→ **Source data**
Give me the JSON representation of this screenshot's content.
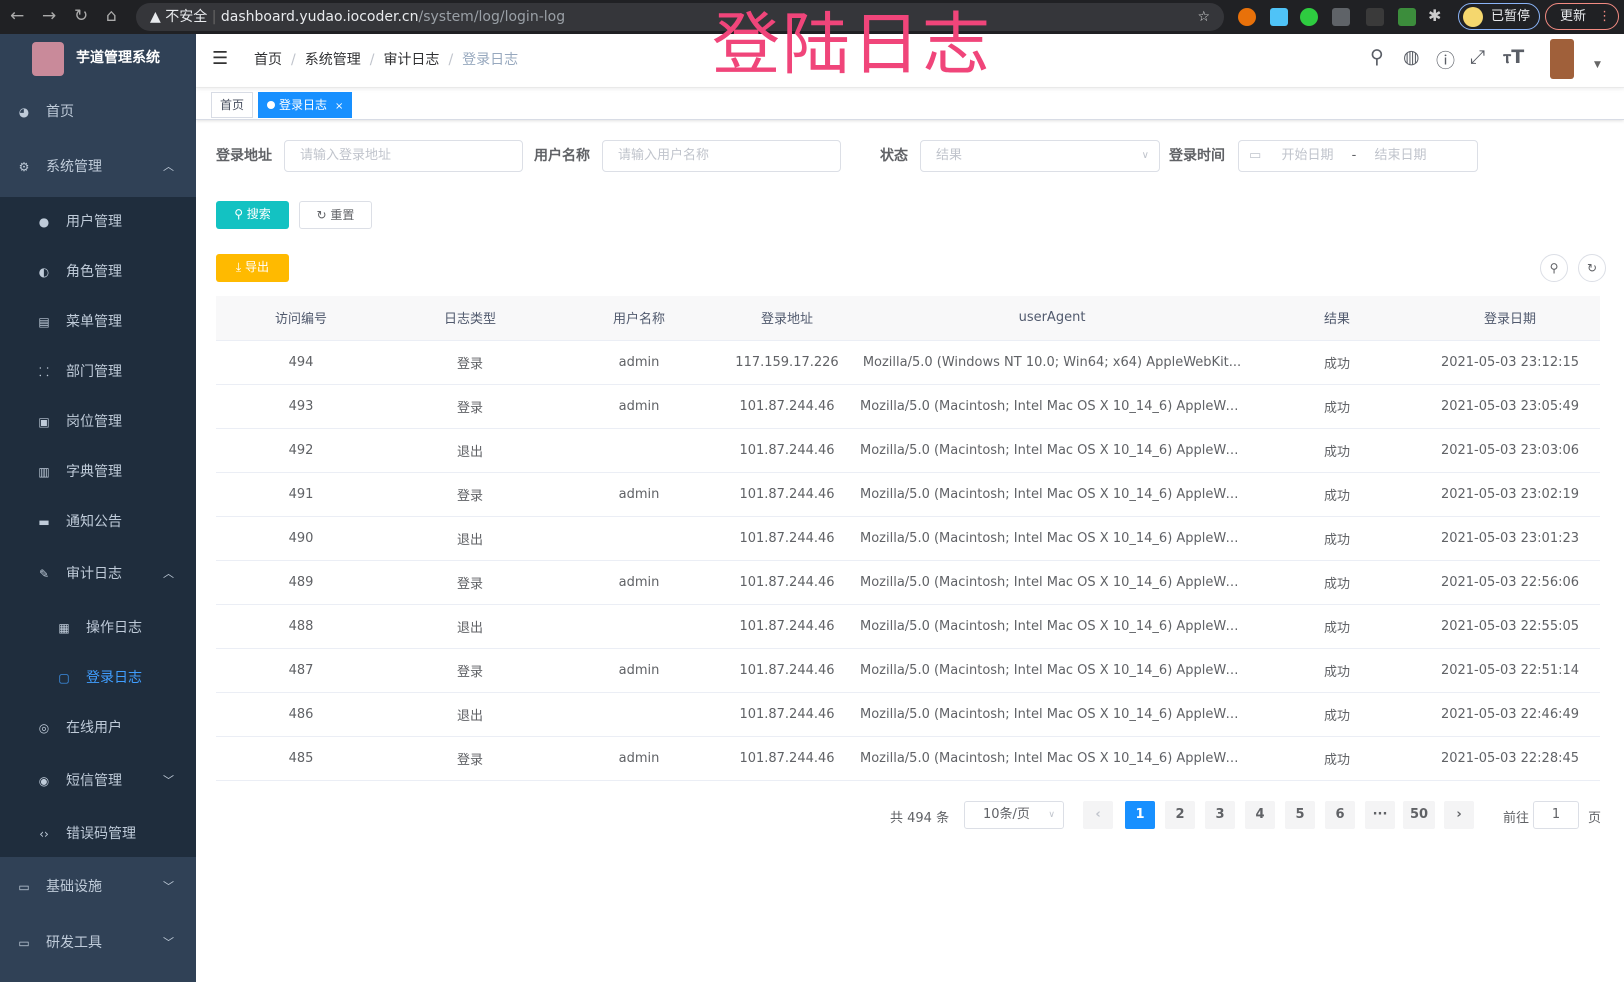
==
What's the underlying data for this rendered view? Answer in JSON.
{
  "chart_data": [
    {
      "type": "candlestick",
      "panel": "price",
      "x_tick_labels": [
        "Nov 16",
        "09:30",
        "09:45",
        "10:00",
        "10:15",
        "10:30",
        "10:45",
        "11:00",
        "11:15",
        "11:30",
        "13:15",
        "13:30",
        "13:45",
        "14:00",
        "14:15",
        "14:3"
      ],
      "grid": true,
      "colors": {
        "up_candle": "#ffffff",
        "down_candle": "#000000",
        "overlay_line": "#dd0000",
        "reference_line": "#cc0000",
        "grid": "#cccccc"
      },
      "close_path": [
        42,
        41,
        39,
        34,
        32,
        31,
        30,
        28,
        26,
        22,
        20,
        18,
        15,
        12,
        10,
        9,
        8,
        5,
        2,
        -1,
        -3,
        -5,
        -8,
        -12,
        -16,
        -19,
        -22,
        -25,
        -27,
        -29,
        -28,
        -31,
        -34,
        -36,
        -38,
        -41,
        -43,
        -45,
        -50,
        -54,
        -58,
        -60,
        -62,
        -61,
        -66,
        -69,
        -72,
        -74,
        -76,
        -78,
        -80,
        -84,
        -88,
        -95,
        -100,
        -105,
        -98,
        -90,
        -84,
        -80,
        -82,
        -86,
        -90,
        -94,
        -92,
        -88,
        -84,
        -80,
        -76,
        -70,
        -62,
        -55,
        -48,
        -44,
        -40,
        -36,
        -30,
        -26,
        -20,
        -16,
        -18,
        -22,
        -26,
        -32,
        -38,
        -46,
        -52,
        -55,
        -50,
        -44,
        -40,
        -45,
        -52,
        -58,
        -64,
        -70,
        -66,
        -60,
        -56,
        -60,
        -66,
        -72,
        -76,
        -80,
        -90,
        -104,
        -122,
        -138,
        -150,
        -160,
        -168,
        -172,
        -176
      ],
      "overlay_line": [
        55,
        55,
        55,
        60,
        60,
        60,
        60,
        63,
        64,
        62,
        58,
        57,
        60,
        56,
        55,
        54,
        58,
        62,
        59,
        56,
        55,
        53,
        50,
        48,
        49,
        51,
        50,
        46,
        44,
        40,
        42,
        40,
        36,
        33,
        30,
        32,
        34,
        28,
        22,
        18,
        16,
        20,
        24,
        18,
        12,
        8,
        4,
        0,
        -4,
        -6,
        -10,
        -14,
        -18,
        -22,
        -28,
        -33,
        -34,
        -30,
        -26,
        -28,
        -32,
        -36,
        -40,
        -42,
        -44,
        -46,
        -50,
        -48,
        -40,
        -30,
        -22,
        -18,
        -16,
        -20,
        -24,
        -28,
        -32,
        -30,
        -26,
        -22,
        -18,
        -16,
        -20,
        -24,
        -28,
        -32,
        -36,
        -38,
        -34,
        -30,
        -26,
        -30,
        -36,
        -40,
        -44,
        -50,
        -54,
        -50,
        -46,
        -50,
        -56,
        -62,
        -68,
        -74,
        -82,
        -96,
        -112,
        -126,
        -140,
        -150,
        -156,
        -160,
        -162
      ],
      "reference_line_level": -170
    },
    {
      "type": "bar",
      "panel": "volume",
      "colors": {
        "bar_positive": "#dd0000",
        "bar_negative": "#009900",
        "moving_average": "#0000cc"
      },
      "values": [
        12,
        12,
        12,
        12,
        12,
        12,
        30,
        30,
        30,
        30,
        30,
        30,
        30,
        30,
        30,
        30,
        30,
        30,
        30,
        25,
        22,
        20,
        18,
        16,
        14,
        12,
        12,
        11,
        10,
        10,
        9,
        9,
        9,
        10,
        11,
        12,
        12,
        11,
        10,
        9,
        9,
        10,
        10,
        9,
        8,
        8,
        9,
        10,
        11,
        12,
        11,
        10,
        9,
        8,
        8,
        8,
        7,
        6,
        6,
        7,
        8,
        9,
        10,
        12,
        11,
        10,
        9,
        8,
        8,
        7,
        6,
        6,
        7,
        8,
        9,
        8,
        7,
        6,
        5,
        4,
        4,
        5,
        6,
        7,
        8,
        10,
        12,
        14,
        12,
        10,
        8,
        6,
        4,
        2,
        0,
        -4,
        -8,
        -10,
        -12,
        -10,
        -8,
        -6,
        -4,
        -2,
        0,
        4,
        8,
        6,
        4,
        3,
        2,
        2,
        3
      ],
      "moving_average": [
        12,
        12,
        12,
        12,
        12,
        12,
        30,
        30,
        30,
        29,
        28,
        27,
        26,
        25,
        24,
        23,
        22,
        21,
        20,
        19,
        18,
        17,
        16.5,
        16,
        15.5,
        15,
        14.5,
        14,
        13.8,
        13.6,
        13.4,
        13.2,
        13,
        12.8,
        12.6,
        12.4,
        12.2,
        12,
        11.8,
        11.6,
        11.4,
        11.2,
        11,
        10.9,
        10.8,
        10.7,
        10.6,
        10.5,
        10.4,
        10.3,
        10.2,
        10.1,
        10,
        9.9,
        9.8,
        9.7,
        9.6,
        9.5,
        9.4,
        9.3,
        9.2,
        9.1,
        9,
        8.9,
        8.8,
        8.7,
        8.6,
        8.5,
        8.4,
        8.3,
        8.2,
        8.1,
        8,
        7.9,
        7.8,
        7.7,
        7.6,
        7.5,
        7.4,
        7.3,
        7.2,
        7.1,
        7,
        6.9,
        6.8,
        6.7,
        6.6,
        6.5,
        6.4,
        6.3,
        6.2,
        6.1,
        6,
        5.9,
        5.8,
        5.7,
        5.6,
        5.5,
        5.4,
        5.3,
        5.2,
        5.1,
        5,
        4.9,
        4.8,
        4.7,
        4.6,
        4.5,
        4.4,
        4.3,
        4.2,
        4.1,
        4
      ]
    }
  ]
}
...
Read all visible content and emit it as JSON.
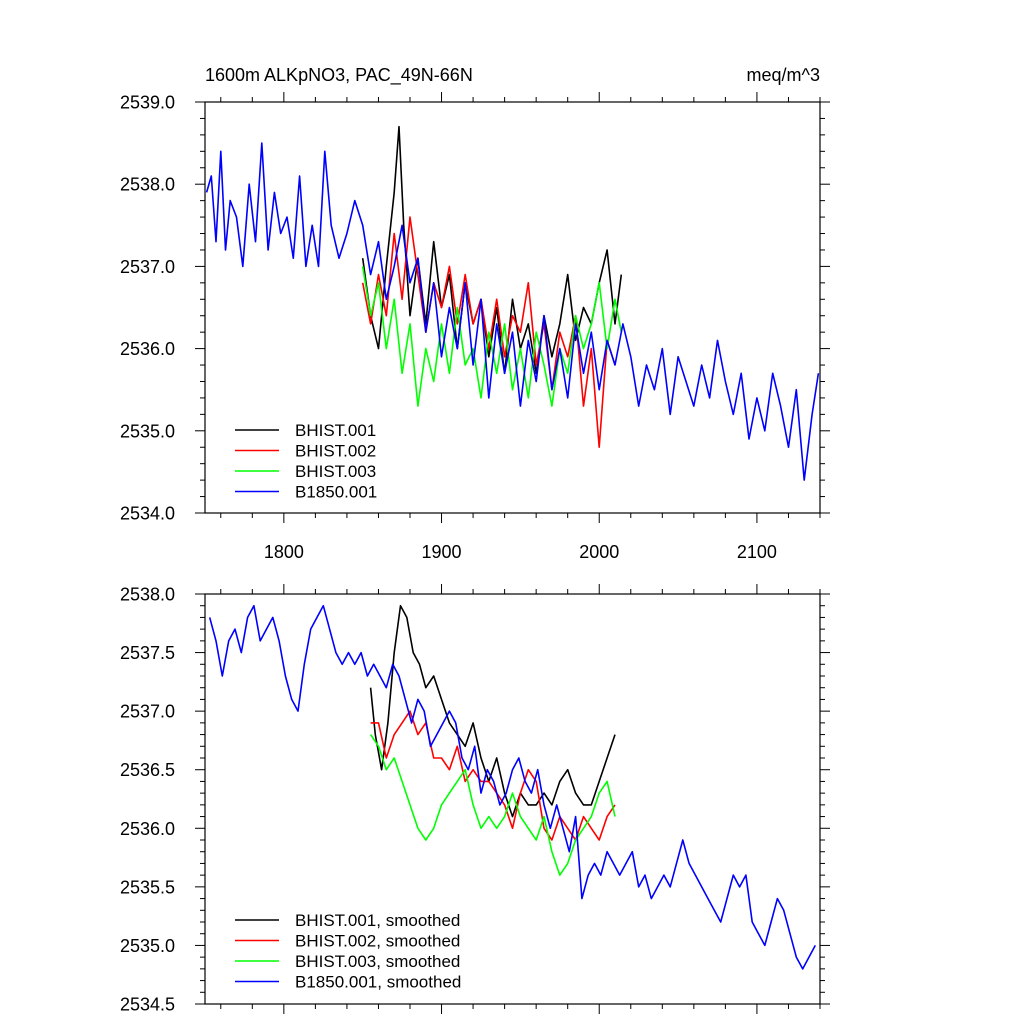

→ **Task details**
Where a line of the entries contains the word "content", copy that line.

→ **The response**
Give me the JSON representation of this screenshot's content.
Read all visible content and emit it as JSON.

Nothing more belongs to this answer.